- **Given exercise 1**
Copy the part of the forum thread about the Japanese war cemetery at Cowra that falls between "The Japanese war" and "the Japanese cemetry.", inclusive, keeping every word and mark unchanged.

- **Page excerpt**

# Japanese war cemetry



## Wildcat (Oct 1, 2008)

On my way home from our recent holiday, we made a point at stopping off at a small town called Cowra in inland NSW. Cowra in 1944 was the scene of a mass breakout by Japanese POW's, resulting in the deaths of 234 Japanese and 4 Australian soldiers.
The Japanese war cemetry lies adjacent to an Australian war cemetry in a most beautiful and peaceful area. All the POW's killed in the outbreak are buried here along with Japanese aircrew killed over Australia and some internees. If anyone is ever down that way, I recommend a visit.

Here is the entrance to the Japanese cemetry.


----------



## Wildcat (Oct 1, 2008)

Inside the cemetry is a shrine/monument, hopefully Shinpachi sees this thread and can translate it for me. Each of the rows contains the name of the of Japanese soldiers and the date in which they died. A pretty simple memorial but I think it's a beautiful and respectful one.

- **Given exercise 2**
Return the lines of the listing below, from its first line through the line holding "- error-bars: [218, 101, 875, 335]", inclusive, as a JSON list of strings with one string per line. Skip blank lines and leave the pictures out.

- **Entries shown**
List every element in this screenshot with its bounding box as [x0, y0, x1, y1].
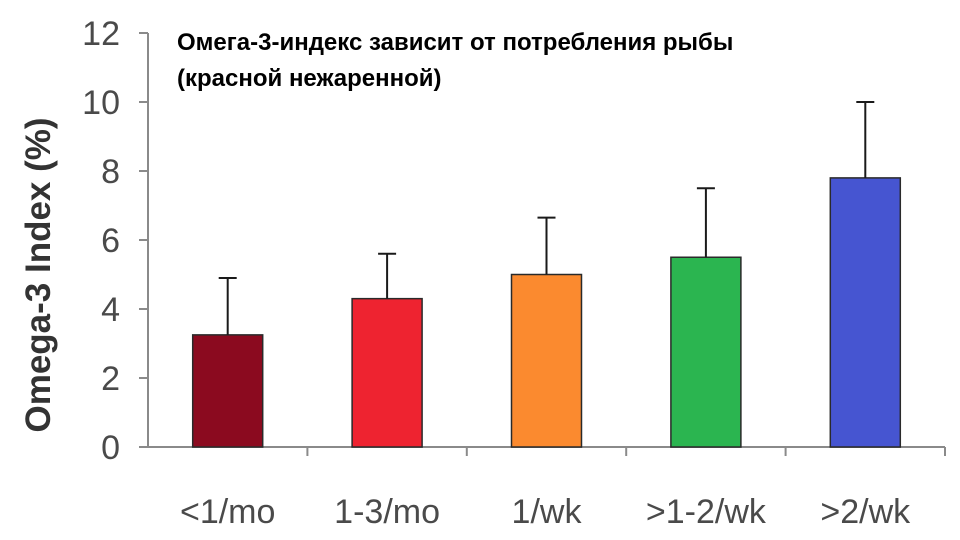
- chart-title-line-2: (красной нежаренной): [177, 65, 442, 92]
- bar: [670, 256, 742, 448]
- error-bars: [218, 101, 875, 335]
- chart-title-line-1: Омега-3-индекс зависит от потребления ры…: [177, 29, 733, 56]
- bar: [191, 334, 264, 448]
- y-tick-label: 0: [101, 429, 120, 467]
- y-tick-label: 12: [82, 15, 120, 53]
- bars: [191, 177, 902, 448]
- y-tick-label: 6: [101, 222, 120, 260]
- bar: [510, 273, 583, 448]
- bar: [351, 297, 423, 448]
- y-tick-label: 10: [82, 84, 120, 122]
- x-category-label: >2/wk: [820, 493, 911, 531]
- category-labels: <1/mo 1-3/mo 1/wk >1-2/wk >2/wk: [180, 493, 911, 531]
- x-category-label: <1/mo: [180, 493, 275, 531]
- x-category-label: 1-3/mo: [334, 493, 440, 531]
- x-category-label: >1-2/wk: [646, 493, 767, 531]
- axes: 0 2 4 6 8 10 12: [82, 15, 946, 467]
- y-axis-title: Omega-3 Index (%): [19, 117, 58, 432]
- x-category-label: 1/wk: [512, 493, 583, 531]
- y-tick-label: 4: [101, 291, 120, 329]
- y-tick-label: 2: [101, 360, 120, 398]
- bar: [829, 177, 902, 448]
- y-tick-label: 8: [101, 153, 120, 191]
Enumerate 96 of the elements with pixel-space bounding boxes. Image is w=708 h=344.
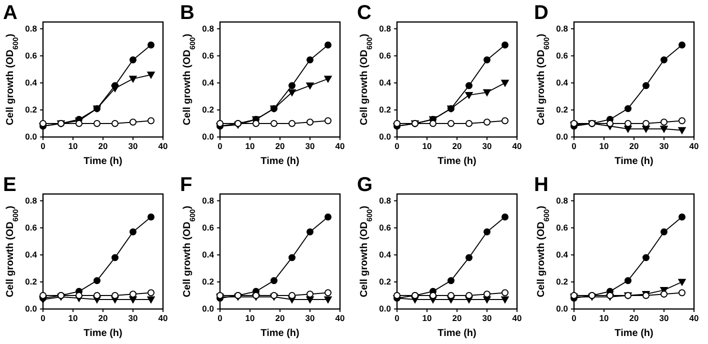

- **Full answer 1**
The Japanese war cemetry lies adjacent to an Australian war cemetry in a most beautiful and peaceful area. All the POW's killed in the outbreak are buried here along with Japanese aircrew killed over Australia and some internees. If anyone is ever down that way, I recommend a visit.

Here is the entrance to the Japanese cemetry.

- **Full answer 2**
[
  "List every element in this screenshot with its bounding box as [x0, y0, x1, y1].",
  "- chart-title-line-2: (красной нежаренной): [177, 65, 442, 92]",
  "- bar: [670, 256, 742, 448]",
  "- error-bars: [218, 101, 875, 335]"
]